Written request =
Print all of the data exactly.

>>>

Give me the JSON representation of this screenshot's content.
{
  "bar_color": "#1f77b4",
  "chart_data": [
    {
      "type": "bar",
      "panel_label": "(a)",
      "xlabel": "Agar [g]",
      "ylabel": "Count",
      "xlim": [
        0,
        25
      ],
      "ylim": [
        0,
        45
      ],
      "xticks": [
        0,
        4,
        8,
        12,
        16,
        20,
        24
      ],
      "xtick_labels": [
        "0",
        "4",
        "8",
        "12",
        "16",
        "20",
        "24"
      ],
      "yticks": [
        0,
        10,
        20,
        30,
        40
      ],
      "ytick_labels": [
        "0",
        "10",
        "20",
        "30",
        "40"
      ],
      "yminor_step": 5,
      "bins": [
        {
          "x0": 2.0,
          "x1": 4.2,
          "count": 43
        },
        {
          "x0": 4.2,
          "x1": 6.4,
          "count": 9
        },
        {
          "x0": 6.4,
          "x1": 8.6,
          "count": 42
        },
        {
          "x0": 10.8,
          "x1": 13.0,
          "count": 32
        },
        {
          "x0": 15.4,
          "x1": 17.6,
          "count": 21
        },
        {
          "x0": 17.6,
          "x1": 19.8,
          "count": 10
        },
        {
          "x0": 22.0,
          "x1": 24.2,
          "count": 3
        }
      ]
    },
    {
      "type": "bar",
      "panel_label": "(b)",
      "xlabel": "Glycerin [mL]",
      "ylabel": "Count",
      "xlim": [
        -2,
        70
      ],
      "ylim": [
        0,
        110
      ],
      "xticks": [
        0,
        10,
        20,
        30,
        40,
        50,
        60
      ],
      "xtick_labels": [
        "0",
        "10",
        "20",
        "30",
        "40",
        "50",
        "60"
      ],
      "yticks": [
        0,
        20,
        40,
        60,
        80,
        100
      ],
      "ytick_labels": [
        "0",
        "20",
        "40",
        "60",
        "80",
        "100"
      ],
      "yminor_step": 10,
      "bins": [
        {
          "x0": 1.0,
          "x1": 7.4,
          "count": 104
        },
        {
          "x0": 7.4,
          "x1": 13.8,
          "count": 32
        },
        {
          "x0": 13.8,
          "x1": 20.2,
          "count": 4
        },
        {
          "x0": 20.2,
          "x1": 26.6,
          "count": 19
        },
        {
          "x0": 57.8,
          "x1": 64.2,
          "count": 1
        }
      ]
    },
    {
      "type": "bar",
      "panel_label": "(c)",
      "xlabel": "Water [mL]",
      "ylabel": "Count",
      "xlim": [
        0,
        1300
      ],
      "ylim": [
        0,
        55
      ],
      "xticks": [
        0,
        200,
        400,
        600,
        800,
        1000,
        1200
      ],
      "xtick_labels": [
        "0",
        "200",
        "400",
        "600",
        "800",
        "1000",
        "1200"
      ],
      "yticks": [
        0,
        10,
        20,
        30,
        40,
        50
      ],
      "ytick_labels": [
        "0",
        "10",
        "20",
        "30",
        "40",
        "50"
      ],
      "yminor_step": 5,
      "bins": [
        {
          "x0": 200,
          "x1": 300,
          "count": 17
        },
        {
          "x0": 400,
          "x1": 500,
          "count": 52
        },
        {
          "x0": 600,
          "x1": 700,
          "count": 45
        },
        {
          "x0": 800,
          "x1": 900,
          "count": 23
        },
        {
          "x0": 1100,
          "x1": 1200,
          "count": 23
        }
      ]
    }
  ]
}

<<<

Exercise solution =
Give me the JSON representation of this screenshot's content.
{
  "bar_color": "#1f77b4",
  "chart_data": [
    {
      "type": "bar",
      "panel_label": "(a)",
      "xlabel": "Agar [g]",
      "ylabel": "Count",
      "xlim": [
        0,
        25
      ],
      "ylim": [
        0,
        45
      ],
      "xticks": [
        0,
        4,
        8,
        12,
        16,
        20,
        24
      ],
      "xtick_labels": [
        "0",
        "4",
        "8",
        "12",
        "16",
        "20",
        "24"
      ],
      "yticks": [
        0,
        10,
        20,
        30,
        40
      ],
      "ytick_labels": [
        "0",
        "10",
        "20",
        "30",
        "40"
      ],
      "yminor_step": 5,
      "bins": [
        {
          "x0": 2.0,
          "x1": 4.2,
          "count": 43
        },
        {
          "x0": 4.2,
          "x1": 6.4,
          "count": 9
        },
        {
          "x0": 6.4,
          "x1": 8.6,
          "count": 42
        },
        {
          "x0": 10.8,
          "x1": 13.0,
          "count": 32
        },
        {
          "x0": 15.4,
          "x1": 17.6,
          "count": 21
        },
        {
          "x0": 17.6,
          "x1": 19.8,
          "count": 10
        },
        {
          "x0": 22.0,
          "x1": 24.2,
          "count": 3
        }
      ]
    },
    {
      "type": "bar",
      "panel_label": "(b)",
      "xlabel": "Glycerin [mL]",
      "ylabel": "Count",
      "xlim": [
        -2,
        70
      ],
      "ylim": [
        0,
        110
      ],
      "xticks": [
        0,
        10,
        20,
        30,
        40,
        50,
        60
      ],
      "xtick_labels": [
        "0",
        "10",
        "20",
        "30",
        "40",
        "50",
        "60"
      ],
      "yticks": [
        0,
        20,
        40,
        60,
        80,
        100
      ],
      "ytick_labels": [
        "0",
        "20",
        "40",
        "60",
        "80",
        "100"
      ],
      "yminor_step": 10,
      "bins": [
        {
          "x0": 1.0,
          "x1": 7.4,
          "count": 104
        },
        {
          "x0": 7.4,
          "x1": 13.8,
          "count": 32
        },
        {
          "x0": 13.8,
          "x1": 20.2,
          "count": 4
        },
        {
          "x0": 20.2,
          "x1": 26.6,
          "count": 19
        },
        {
          "x0": 57.8,
          "x1": 64.2,
          "count": 1
        }
      ]
    },
    {
      "type": "bar",
      "panel_label": "(c)",
      "xlabel": "Water [mL]",
      "ylabel": "Count",
      "xlim": [
        0,
        1300
      ],
      "ylim": [
        0,
        55
      ],
      "xticks": [
        0,
        200,
        400,
        600,
        800,
        1000,
        1200
      ],
      "xtick_labels": [
        "0",
        "200",
        "400",
        "600",
        "800",
        "1000",
        "1200"
      ],
      "yticks": [
        0,
        10,
        20,
        30,
        40,
        50
      ],
      "ytick_labels": [
        "0",
        "10",
        "20",
        "30",
        "40",
        "50"
      ],
      "yminor_step": 5,
      "bins": [
        {
          "x0": 200,
          "x1": 300,
          "count": 17
        },
        {
          "x0": 400,
          "x1": 500,
          "count": 52
        },
        {
          "x0": 600,
          "x1": 700,
          "count": 45
        },
        {
          "x0": 800,
          "x1": 900,
          "count": 23
        },
        {
          "x0": 1100,
          "x1": 1200,
          "count": 23
        }
      ]
    }
  ]
}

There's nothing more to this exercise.